TESTO FORNITO:
>>
Si allarga il campo di azione della 50 Best, la classifica mondiale che dopo aver preso in considerazione i ristoranti, i bar, gli alberghi, ora mette in fila anche le cantine del pianeta. Una lista che tiene conto non soltanto della qualità del vino prodotto ma anche della bellezza architettonica e paesaggistica della cantina stessa, dell’attenzione alla sostenibilità e dell’accoglienza, premiando così le aziende nel loro complesso.
<<
DA FARE 1:
Riscrivi in forma più breve il paragrafo del testo fornito che comincia con "Si allarga il campo di azione", mantenendo i fatti principali.
DA FARE 2:
Nel testo fornito, riporta il passo che inizia dalle parole "Si allarga il" e si ferma dopo "nel loro complesso.", scambiando "cantine" con "aziende vinicole".

RECORD ELENCATI:
>>
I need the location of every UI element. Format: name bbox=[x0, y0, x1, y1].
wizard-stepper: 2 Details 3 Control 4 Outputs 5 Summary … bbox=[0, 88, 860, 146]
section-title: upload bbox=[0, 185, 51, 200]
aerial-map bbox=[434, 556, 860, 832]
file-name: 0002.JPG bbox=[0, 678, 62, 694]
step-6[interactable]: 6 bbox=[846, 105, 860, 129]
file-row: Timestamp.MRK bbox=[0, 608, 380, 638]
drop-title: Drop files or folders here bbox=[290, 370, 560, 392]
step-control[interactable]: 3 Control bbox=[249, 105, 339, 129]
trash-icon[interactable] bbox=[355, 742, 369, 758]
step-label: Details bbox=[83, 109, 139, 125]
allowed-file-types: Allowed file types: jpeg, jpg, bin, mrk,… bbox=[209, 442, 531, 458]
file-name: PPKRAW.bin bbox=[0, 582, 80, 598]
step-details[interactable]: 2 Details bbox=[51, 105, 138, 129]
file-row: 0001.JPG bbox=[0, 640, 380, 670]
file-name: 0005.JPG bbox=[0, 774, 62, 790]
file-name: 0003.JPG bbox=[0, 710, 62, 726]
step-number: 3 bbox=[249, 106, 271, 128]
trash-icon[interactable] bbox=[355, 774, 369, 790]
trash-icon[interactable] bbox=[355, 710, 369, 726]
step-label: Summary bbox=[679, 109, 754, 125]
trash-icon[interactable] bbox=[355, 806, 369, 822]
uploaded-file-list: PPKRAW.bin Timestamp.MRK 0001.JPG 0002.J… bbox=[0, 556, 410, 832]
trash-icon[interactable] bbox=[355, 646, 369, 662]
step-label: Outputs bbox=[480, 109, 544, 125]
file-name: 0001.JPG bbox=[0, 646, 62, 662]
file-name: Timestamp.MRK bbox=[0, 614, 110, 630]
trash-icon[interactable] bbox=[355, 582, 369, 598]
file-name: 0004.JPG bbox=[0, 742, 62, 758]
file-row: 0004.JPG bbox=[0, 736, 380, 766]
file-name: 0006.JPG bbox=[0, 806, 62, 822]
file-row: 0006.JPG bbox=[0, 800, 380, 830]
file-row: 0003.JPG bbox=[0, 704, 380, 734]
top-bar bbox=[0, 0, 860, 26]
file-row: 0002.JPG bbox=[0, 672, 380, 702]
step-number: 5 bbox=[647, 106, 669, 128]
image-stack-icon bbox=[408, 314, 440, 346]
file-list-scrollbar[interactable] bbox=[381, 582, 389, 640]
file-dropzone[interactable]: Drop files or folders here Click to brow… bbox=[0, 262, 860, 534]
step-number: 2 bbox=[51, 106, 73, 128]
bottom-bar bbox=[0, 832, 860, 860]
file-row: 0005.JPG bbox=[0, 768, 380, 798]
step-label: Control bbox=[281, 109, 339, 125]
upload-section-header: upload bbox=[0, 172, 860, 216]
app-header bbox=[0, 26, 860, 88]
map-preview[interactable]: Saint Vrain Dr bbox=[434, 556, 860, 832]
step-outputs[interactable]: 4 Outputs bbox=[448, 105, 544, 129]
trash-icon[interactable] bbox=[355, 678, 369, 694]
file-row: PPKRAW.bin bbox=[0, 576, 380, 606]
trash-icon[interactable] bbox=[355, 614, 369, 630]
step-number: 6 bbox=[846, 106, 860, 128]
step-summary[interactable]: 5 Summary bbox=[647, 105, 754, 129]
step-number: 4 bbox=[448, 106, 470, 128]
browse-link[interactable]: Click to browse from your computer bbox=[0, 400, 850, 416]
<<
RISPOSTA ATTESA 1:
La 50 Best, classifica mondiale che già valutava ristoranti, bar e alberghi, ora mette in fila anche le cantine del pianeta. Tiene conto di qualità del vino, bellezza architettonica e paesaggistica, sostenibilità e accoglienza, premiando così le aziende nel loro complesso.

RISPOSTA ATTESA 2:
Si allarga il campo di azione della 50 Best, la classifica mondiale che dopo aver preso in considerazione i ristoranti, i bar, gli alberghi, ora mette in fila anche le aziende vinicole del pianeta. Una lista che tiene conto non soltanto della qualità del vino prodotto ma anche della bellezza architettonica e paesaggistica della cantina stessa, dell’attenzione alla sostenibilità e dell’accoglienza, premiando così le aziende nel loro complesso.